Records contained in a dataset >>
— BEGIN —

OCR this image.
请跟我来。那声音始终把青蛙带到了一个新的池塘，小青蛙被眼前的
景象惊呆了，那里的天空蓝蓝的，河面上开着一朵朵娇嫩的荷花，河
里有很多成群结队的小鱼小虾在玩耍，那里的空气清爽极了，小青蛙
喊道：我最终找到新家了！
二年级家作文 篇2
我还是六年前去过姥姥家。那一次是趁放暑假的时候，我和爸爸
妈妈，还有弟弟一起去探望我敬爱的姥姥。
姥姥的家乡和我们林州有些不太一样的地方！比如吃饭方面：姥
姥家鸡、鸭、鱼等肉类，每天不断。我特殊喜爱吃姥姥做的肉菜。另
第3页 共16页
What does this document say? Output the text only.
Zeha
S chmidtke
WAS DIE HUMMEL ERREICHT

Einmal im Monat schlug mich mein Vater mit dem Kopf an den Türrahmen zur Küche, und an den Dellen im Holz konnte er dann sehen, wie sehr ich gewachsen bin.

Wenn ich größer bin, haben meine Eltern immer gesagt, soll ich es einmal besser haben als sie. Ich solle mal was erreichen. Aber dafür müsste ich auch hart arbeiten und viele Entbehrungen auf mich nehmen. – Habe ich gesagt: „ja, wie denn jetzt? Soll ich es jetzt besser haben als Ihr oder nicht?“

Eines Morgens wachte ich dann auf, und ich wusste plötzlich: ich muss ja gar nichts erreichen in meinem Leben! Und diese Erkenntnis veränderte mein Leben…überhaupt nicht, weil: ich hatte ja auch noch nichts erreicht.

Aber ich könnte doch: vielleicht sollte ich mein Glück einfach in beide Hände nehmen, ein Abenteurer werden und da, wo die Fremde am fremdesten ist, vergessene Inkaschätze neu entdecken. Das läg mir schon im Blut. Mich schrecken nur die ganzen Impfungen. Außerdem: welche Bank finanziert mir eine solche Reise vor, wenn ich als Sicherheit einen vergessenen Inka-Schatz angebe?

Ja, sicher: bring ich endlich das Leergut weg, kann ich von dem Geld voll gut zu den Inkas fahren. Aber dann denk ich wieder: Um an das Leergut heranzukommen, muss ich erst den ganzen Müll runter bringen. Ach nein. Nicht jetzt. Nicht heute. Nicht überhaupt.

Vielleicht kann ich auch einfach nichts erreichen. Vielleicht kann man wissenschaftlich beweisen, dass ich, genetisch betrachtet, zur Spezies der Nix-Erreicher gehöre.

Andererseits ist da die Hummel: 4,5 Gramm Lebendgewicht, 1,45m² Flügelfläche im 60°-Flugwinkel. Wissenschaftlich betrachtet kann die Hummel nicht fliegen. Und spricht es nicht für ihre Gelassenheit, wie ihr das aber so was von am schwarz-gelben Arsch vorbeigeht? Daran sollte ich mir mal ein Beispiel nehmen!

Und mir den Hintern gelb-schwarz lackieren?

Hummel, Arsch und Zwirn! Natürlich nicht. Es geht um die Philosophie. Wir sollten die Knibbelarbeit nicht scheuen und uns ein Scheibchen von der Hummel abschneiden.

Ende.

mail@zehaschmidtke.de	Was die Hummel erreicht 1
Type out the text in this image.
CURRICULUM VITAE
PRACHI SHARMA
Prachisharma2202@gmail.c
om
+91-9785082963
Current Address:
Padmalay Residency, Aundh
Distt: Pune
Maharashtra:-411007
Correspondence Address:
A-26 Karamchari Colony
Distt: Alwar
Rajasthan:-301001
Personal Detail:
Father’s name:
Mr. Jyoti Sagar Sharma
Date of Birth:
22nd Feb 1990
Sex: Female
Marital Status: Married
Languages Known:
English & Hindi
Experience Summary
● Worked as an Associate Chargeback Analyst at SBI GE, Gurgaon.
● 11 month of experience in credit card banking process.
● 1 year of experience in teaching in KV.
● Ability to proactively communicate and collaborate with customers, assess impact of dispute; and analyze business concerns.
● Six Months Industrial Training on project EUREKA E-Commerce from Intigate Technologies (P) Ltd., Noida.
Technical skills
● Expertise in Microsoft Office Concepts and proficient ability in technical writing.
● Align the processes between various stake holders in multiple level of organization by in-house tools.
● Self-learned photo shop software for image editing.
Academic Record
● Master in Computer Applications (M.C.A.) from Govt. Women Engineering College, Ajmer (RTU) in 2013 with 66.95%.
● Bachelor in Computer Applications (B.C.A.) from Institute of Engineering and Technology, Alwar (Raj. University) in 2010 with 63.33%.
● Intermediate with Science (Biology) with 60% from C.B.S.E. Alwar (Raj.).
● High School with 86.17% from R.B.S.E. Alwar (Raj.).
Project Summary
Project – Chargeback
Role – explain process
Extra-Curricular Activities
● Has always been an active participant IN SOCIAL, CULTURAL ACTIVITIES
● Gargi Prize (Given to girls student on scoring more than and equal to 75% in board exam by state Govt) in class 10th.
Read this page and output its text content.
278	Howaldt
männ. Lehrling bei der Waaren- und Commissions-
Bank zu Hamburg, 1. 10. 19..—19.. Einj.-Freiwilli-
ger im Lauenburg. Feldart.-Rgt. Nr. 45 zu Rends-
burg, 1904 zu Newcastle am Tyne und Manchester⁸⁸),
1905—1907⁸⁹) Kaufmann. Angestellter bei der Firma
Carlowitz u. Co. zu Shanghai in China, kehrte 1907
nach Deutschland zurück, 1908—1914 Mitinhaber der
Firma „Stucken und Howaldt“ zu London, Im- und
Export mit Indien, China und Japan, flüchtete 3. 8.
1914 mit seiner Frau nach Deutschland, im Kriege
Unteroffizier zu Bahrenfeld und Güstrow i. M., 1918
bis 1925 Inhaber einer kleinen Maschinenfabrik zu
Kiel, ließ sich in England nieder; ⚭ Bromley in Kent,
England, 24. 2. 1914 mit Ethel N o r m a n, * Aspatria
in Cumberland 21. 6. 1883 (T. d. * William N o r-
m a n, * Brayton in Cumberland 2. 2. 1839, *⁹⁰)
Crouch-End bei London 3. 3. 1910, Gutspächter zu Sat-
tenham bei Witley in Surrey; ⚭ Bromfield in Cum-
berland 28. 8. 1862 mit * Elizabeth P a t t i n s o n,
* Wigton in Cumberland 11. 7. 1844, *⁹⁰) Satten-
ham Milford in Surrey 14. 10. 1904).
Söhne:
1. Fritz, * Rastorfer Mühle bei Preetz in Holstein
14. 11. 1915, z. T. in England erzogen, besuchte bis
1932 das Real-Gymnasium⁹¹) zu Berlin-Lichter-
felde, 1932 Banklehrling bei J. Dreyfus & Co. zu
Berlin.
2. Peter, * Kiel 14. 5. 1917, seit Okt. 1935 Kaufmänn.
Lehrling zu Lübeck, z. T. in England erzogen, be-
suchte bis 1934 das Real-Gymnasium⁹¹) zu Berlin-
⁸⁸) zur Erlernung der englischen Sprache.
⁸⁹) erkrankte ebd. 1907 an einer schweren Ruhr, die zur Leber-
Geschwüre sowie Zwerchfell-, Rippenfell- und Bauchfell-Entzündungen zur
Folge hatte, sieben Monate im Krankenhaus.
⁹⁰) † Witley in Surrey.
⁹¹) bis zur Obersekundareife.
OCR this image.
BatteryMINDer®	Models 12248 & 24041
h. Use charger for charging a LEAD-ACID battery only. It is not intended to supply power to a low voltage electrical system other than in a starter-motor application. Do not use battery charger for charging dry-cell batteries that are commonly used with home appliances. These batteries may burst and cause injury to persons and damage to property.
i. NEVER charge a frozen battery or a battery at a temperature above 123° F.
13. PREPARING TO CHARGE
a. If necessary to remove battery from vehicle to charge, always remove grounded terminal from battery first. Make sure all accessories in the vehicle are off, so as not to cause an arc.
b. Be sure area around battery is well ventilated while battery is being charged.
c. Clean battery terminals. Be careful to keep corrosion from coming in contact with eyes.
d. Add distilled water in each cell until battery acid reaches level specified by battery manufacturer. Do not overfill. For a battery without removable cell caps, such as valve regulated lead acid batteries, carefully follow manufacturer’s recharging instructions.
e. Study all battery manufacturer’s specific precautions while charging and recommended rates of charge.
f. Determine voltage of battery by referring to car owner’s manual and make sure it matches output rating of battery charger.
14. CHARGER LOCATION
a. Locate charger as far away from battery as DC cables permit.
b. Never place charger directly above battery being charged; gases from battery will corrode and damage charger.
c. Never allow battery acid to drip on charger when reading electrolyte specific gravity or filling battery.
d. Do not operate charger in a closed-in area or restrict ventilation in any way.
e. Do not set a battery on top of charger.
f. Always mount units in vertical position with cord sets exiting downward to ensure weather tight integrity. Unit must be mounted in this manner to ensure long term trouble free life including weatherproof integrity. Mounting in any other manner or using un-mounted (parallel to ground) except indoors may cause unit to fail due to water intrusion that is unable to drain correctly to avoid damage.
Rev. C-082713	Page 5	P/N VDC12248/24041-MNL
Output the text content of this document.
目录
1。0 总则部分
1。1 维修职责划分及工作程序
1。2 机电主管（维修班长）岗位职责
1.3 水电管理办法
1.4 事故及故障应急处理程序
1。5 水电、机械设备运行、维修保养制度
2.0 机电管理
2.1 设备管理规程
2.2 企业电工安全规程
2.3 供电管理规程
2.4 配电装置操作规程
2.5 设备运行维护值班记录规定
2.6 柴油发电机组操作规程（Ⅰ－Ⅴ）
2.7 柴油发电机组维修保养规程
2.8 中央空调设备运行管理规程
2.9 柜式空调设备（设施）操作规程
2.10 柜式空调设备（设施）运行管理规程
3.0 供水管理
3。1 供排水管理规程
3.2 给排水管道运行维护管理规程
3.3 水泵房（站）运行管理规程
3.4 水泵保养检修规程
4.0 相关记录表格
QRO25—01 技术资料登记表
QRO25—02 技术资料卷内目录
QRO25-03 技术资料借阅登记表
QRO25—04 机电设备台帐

— END —

Output exactly the lines above, from the one holding "Output the text content of this document." through the end of the data, including the first and last.

WRITTEN RESPONSE >>
Output the text content of this document.
目录
1。0 总则部分
1。1 维修职责划分及工作程序
1。2 机电主管（维修班长）岗位职责
1.3 水电管理办法
1.4 事故及故障应急处理程序
1。5 水电、机械设备运行、维修保养制度
2.0 机电管理
2.1 设备管理规程
2.2 企业电工安全规程
2.3 供电管理规程
2.4 配电装置操作规程
2.5 设备运行维护值班记录规定
2.6 柴油发电机组操作规程（Ⅰ－Ⅴ）
2.7 柴油发电机组维修保养规程
2.8 中央空调设备运行管理规程
2.9 柜式空调设备（设施）操作规程
2.10 柜式空调设备（设施）运行管理规程
3.0 供水管理
3。1 供排水管理规程
3.2 给排水管道运行维护管理规程
3.3 水泵房（站）运行管理规程
3.4 水泵保养检修规程
4.0 相关记录表格
QRO25—01 技术资料登记表
QRO25—02 技术资料卷内目录
QRO25-03 技术资料借阅登记表
QRO25—04 机电设备台帐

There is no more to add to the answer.